WHAT TO PRODUCE →
The records that follow are to be transcribed in full, without their images.

RECORD LIST →
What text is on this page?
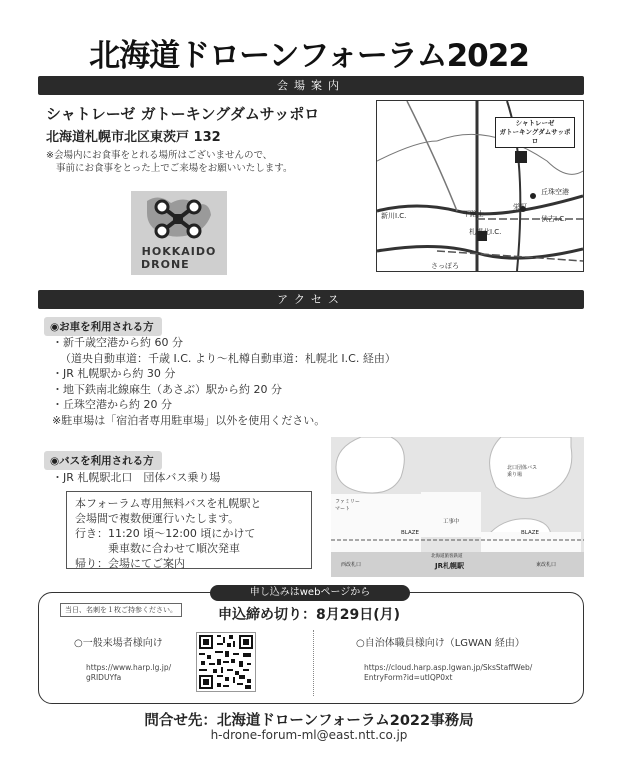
北海道ドローンフォーラム2022
会場案内
シャトレーゼ ガトーキングダムサッポロ
北海道札幌市北区東茨戸 132
※会場内にお食事をとれる場所はございませんので、
事前にお食事をとった上でご来場をお願いいたします。
HOKKAIDO
DRONE
シャトレーゼ
ガトーキングダムサッポロ
丘珠空港
新川I.C.
栄町
伏古I.C.
札幌北I.C.
下路士
さっぽろ
アクセス
◉お車を利用される方
・新千歳空港から約 60 分
（道央自動車道：千歳 I.C. より〜札樽自動車道：札幌北 I.C. 経由）
・JR 札幌駅から約 30 分
・地下鉄南北線麻生（あさぶ）駅から約 20 分
・丘珠空港から約 20 分
※駐車場は「宿泊者専用駐車場」以外を使用ください。
◉バスを利用される方
・JR 札幌駅北口　団体バス乗り場
本フォーラム専用無料バスを札幌駅と
会場間で複数便運行いたします。
行き：11:20 頃〜12:00 頃にかけて
　　　乗車数に合わせて順次発車
帰り：会場にてご案内
ファミリー マート
工事中
BLAZE	BLAZE
北口団体バス乗り場
JR札幌駅
北海道旅客鉄道
西改札口	東改札口
申し込みはwebページから
当日、名刺を１枚ご持参ください。	申込締め切り：8月29日(月)
○一般来場者様向け
https://www.harp.lg.jp/
gRIDUYfa
○自治体職員様向け（LGWAN 経由）
https://cloud.harp.asp.lgwan.jp/SksStaffWeb/
EntryForm?id=utIQP0xt
問合せ先：北海道ドローンフォーラム2022事務局
h-drone-forum-ml@east.ntt.co.jp
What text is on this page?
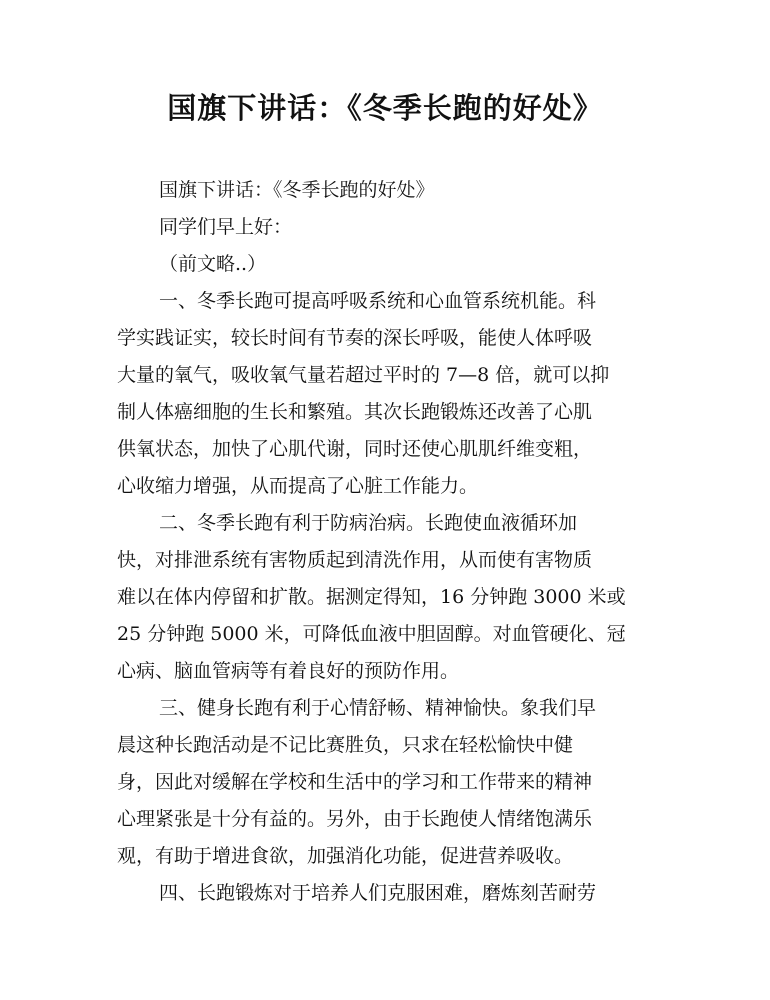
国旗下讲话：《冬季长跑的好处》

国旗下讲话：《冬季长跑的好处》

同学们早上好：

（前文略..）

一、冬季长跑可提高呼吸系统和心血管系统机能。科
学实践证实，较长时间有节奏的深长呼吸，能使人体呼吸
大量的氧气，吸收氧气量若超过平时的 7—8 倍，就可以抑
制人体癌细胞的生长和繁殖。其次长跑锻炼还改善了心肌
供氧状态，加快了心肌代谢，同时还使心肌肌纤维变粗，
心收缩力增强，从而提高了心脏工作能力。

二、冬季长跑有利于防病治病。长跑使血液循环加
快，对排泄系统有害物质起到清洗作用，从而使有害物质
难以在体内停留和扩散。据测定得知，16 分钟跑 3000 米或
25 分钟跑 5000 米，可降低血液中胆固醇。对血管硬化、冠
心病、脑血管病等有着良好的预防作用。

三、健身长跑有利于心情舒畅、精神愉快。象我们早
晨这种长跑活动是不记比赛胜负，只求在轻松愉快中健
身，因此对缓解在学校和生活中的学习和工作带来的精神
心理紧张是十分有益的。另外，由于长跑使人情绪饱满乐
观，有助于增进食欲，加强消化功能，促进营养吸收。

四、长跑锻炼对于培养人们克服困难，磨炼刻苦耐劳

WRITTEN ANSWER →
What text is on this page?
北海道ドローンフォーラム2022
会場案内
シャトレーゼ ガトーキングダムサッポロ
北海道札幌市北区東茨戸 132
※会場内にお食事をとれる場所はございませんので、
事前にお食事をとった上でご来場をお願いいたします。
HOKKAIDO
DRONE
シャトレーゼ
ガトーキングダムサッポロ
丘珠空港
新川I.C.
栄町
伏古I.C.
札幌北I.C.
下路士
さっぽろ
アクセス
◉お車を利用される方
・新千歳空港から約 60 分
（道央自動車道：千歳 I.C. より〜札樽自動車道：札幌北 I.C. 経由）
・JR 札幌駅から約 30 分
・地下鉄南北線麻生（あさぶ）駅から約 20 分
・丘珠空港から約 20 分
※駐車場は「宿泊者専用駐車場」以外を使用ください。
◉バスを利用される方
・JR 札幌駅北口　団体バス乗り場
本フォーラム専用無料バスを札幌駅と
会場間で複数便運行いたします。
行き：11:20 頃〜12:00 頃にかけて
　　　乗車数に合わせて順次発車
帰り：会場にてご案内
ファミリー マート
工事中
BLAZE	BLAZE
北口団体バス乗り場
JR札幌駅
北海道旅客鉄道
西改札口	東改札口
申し込みはwebページから
当日、名刺を１枚ご持参ください。	申込締め切り：8月29日(月)
○一般来場者様向け
https://www.harp.lg.jp/
gRIDUYfa
○自治体職員様向け（LGWAN 経由）
https://cloud.harp.asp.lgwan.jp/SksStaffWeb/
EntryForm?id=utIQP0xt
問合せ先：北海道ドローンフォーラム2022事務局
h-drone-forum-ml@east.ntt.co.jp
What text is on this page?
国旗下讲话：《冬季长跑的好处》

国旗下讲话：《冬季长跑的好处》

同学们早上好：

（前文略..）

一、冬季长跑可提高呼吸系统和心血管系统机能。科
学实践证实，较长时间有节奏的深长呼吸，能使人体呼吸
大量的氧气，吸收氧气量若超过平时的 7—8 倍，就可以抑
制人体癌细胞的生长和繁殖。其次长跑锻炼还改善了心肌
供氧状态，加快了心肌代谢，同时还使心肌肌纤维变粗，
心收缩力增强，从而提高了心脏工作能力。

二、冬季长跑有利于防病治病。长跑使血液循环加
快，对排泄系统有害物质起到清洗作用，从而使有害物质
难以在体内停留和扩散。据测定得知，16 分钟跑 3000 米或
25 分钟跑 5000 米，可降低血液中胆固醇。对血管硬化、冠
心病、脑血管病等有着良好的预防作用。

三、健身长跑有利于心情舒畅、精神愉快。象我们早
晨这种长跑活动是不记比赛胜负，只求在轻松愉快中健
身，因此对缓解在学校和生活中的学习和工作带来的精神
心理紧张是十分有益的。另外，由于长跑使人情绪饱满乐
观，有助于增进食欲，加强消化功能，促进营养吸收。

四、长跑锻炼对于培养人们克服困难，磨炼刻苦耐劳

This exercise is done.